**** Stored records ****

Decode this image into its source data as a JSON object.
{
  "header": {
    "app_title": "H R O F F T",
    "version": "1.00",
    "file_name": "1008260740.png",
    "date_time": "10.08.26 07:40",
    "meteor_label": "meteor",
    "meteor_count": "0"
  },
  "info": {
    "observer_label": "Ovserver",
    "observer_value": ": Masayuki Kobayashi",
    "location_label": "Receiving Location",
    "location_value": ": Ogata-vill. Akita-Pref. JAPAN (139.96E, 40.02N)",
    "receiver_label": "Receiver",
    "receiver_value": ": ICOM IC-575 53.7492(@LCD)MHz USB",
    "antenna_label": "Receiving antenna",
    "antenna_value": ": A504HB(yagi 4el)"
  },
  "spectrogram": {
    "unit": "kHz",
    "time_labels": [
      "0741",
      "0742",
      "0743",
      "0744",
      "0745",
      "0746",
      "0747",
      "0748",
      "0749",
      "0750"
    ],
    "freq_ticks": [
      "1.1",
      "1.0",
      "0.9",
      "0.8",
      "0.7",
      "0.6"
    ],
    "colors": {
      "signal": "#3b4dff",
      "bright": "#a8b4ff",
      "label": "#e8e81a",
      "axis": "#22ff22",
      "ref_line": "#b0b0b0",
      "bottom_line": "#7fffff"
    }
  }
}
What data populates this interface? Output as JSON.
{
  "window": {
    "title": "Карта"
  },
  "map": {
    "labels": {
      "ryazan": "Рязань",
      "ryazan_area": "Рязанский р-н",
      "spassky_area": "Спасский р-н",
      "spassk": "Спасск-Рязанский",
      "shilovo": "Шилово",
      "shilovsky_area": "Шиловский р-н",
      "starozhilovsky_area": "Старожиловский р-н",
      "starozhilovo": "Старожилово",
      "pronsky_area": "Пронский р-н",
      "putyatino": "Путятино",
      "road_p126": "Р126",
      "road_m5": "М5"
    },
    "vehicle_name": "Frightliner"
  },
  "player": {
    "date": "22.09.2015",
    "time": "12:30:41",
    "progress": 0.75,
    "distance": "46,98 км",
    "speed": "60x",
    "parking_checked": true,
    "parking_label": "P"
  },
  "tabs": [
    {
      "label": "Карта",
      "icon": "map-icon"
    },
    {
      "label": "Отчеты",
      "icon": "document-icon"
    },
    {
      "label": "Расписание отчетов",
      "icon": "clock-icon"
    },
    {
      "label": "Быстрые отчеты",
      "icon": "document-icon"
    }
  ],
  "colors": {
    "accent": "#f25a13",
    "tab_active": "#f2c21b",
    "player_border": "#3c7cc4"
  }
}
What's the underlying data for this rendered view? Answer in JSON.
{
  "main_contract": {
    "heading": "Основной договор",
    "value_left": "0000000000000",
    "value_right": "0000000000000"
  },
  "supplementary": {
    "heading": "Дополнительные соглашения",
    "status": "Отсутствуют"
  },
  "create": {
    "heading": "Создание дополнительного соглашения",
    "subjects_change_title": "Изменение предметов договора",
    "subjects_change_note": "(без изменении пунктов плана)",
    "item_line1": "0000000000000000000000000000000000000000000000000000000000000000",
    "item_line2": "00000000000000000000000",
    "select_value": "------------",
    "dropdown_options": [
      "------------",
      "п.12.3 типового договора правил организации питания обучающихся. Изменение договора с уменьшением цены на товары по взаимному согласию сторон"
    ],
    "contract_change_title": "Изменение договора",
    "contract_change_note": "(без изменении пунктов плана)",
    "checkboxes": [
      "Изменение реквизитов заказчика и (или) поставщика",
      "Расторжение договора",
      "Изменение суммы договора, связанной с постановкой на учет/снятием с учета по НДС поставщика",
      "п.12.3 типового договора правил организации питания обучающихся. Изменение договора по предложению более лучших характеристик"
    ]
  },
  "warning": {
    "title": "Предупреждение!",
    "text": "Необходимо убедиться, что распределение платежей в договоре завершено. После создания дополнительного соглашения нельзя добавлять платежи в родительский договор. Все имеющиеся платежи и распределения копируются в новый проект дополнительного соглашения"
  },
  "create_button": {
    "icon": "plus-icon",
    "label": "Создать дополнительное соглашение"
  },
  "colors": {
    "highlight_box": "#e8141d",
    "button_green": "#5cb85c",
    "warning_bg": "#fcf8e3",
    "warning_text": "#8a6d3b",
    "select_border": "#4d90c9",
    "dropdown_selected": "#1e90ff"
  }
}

****
**** Stored records ****

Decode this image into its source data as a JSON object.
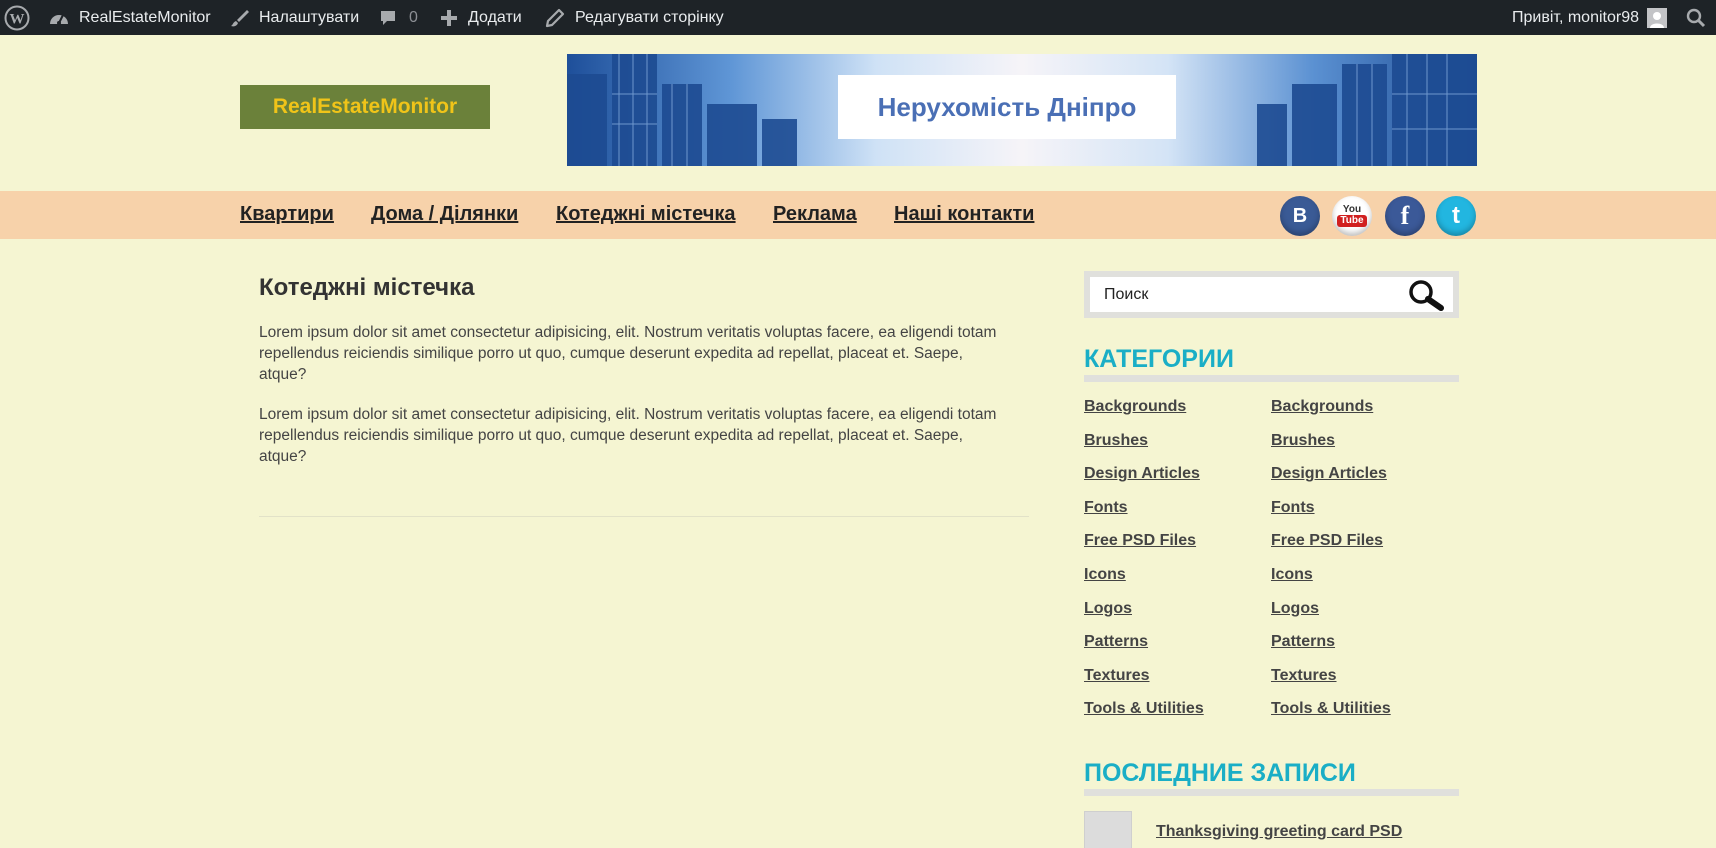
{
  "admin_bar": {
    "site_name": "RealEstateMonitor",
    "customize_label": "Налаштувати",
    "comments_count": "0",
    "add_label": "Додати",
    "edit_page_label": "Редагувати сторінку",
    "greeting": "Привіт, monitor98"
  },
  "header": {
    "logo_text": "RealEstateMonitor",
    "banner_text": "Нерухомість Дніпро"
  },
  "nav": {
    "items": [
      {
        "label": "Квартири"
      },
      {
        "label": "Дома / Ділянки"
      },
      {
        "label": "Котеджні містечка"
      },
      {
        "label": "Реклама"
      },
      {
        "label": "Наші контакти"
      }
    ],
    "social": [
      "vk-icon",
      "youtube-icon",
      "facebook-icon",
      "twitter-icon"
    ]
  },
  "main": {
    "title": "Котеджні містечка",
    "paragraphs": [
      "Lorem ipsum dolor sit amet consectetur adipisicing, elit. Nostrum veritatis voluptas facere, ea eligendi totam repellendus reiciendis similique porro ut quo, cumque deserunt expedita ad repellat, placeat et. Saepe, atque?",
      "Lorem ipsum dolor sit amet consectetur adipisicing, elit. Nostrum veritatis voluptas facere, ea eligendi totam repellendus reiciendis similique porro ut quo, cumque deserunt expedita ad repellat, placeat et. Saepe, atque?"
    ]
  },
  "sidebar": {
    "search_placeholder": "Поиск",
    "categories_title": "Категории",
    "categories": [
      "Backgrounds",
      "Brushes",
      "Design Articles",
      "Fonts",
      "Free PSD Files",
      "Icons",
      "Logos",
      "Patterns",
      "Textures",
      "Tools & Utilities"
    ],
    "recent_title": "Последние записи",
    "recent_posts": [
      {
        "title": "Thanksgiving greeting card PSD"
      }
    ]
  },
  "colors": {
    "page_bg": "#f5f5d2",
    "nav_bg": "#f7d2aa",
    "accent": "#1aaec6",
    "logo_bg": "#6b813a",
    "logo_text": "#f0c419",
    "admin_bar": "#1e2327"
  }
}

****
**** Stored records ****

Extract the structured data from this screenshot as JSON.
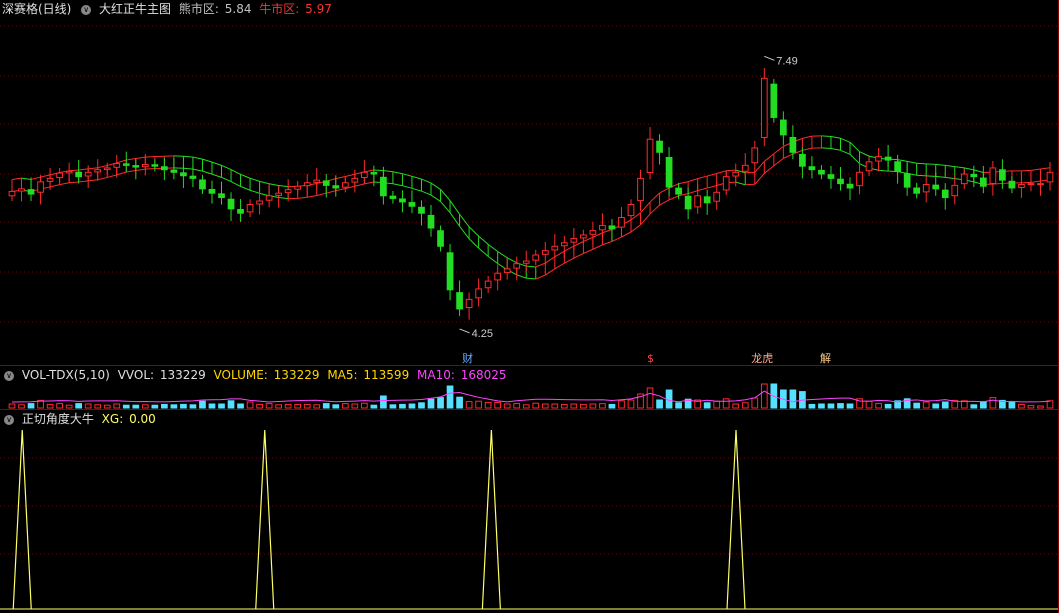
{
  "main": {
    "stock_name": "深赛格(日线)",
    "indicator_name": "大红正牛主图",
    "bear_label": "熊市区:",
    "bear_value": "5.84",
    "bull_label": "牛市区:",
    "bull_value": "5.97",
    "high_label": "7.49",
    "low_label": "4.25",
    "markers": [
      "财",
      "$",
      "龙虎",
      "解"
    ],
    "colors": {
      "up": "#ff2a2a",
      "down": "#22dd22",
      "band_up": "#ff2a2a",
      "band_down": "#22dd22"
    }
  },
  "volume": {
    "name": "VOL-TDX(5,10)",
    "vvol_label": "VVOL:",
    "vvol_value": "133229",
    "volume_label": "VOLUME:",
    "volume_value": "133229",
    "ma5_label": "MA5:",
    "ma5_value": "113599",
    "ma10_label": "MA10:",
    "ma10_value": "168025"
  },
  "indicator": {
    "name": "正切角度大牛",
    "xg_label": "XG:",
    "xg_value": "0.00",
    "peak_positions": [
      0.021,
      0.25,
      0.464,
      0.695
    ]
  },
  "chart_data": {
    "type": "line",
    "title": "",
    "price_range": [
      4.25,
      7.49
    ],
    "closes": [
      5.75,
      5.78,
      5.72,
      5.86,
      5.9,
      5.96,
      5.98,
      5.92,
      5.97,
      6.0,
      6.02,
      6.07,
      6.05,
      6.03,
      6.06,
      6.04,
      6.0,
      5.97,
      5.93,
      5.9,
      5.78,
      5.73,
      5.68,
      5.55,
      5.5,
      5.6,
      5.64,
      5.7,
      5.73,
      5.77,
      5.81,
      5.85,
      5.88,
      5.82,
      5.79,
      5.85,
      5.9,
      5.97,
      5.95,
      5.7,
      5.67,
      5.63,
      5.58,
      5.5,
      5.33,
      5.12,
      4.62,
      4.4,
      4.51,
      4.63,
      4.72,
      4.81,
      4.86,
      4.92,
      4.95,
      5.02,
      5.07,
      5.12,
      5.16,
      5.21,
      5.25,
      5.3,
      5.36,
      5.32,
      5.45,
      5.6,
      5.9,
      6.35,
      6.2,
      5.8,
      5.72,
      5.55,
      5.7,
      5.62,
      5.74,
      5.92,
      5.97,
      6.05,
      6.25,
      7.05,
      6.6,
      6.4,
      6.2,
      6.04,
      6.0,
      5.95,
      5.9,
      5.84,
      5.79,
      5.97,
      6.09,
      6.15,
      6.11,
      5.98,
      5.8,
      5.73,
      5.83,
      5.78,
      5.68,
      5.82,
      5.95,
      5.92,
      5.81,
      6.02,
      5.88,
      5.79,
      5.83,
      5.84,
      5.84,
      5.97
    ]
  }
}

****

Read through the entries and copy every line that includes "greeting".

» **Output**:
    "greeting": "Привіт, monitor98"
        "title": "Thanksgiving greeting card PSD"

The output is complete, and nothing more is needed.